_AIM OF THE EXERCISE_. For the material that follows, list every line containing the word "Adjusting".

##############################

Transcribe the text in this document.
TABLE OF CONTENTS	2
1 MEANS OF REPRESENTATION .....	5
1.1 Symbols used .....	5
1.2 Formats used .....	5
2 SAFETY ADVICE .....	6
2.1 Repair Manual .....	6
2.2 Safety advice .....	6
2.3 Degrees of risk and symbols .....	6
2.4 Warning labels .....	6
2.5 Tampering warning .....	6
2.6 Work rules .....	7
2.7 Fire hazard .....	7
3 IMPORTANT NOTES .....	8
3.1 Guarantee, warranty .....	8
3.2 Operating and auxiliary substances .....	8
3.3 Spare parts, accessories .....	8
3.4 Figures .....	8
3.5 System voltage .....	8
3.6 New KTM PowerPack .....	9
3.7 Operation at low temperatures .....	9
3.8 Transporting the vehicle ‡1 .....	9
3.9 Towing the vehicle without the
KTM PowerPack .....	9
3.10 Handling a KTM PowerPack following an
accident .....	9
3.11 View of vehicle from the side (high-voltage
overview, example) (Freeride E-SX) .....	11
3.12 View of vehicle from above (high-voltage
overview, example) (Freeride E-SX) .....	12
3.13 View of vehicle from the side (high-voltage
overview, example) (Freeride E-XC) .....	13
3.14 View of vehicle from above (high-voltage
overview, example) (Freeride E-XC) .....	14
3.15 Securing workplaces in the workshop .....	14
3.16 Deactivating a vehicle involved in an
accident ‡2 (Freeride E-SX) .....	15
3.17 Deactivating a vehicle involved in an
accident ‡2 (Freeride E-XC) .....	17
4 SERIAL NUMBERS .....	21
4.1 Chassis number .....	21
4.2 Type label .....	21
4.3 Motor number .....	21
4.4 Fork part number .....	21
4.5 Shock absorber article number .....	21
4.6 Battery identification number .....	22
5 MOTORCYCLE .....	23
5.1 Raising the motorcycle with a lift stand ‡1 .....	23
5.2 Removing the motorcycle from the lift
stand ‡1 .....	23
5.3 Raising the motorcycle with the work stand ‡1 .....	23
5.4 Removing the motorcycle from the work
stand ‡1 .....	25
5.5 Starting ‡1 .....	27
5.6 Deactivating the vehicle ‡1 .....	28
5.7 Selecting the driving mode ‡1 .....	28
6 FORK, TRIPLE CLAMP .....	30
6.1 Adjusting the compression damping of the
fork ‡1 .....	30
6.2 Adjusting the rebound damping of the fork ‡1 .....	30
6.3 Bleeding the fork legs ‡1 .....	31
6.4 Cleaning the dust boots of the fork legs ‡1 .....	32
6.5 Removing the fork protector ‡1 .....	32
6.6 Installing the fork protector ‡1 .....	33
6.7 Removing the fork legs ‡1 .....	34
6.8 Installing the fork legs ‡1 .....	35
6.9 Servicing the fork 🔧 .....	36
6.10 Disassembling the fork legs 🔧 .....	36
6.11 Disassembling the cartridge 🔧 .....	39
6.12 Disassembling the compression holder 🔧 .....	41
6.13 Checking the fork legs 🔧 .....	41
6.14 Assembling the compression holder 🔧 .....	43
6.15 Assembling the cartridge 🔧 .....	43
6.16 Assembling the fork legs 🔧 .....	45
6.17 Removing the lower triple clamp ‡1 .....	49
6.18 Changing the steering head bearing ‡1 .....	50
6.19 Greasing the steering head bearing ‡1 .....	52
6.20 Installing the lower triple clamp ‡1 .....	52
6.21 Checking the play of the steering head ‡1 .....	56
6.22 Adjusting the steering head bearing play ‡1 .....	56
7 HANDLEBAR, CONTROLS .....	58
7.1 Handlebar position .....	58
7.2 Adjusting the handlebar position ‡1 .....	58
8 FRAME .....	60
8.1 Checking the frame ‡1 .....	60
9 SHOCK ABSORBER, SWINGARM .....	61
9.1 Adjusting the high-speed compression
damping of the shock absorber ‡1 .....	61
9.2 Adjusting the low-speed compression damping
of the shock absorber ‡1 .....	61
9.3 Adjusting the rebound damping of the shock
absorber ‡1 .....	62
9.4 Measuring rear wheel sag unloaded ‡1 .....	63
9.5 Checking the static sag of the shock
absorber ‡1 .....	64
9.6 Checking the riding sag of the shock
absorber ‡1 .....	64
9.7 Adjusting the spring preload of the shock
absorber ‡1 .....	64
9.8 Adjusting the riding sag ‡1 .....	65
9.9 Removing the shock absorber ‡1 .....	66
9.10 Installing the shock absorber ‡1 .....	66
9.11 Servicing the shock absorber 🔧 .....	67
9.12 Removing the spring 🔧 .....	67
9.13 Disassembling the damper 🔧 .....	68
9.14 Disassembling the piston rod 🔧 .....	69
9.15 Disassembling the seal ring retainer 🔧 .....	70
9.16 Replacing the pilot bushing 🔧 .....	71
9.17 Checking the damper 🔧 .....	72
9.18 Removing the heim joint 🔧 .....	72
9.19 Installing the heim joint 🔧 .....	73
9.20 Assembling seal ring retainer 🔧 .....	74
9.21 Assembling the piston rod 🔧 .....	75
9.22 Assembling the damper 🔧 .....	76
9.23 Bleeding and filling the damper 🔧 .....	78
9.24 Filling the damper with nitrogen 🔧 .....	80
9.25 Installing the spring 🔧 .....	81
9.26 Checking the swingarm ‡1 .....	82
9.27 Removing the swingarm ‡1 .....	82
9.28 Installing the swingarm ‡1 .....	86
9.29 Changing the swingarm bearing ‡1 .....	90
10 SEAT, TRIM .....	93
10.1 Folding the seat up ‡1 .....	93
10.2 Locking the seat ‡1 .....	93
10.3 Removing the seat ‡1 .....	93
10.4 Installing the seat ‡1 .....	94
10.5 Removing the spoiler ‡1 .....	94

##############################

_WORKED ANSWER_.
6.1 Adjusting the compression damping of the
6.2 Adjusting the rebound damping of the fork ‡1 .....	30
6.22 Adjusting the steering head bearing play ‡1 .....	56
7.2 Adjusting the handlebar position ‡1 .....	58
9.1 Adjusting the high-speed compression
9.2 Adjusting the low-speed compression damping
9.3 Adjusting the rebound damping of the shock
9.7 Adjusting the spring preload of the shock
9.8 Adjusting the riding sag ‡1 .....	65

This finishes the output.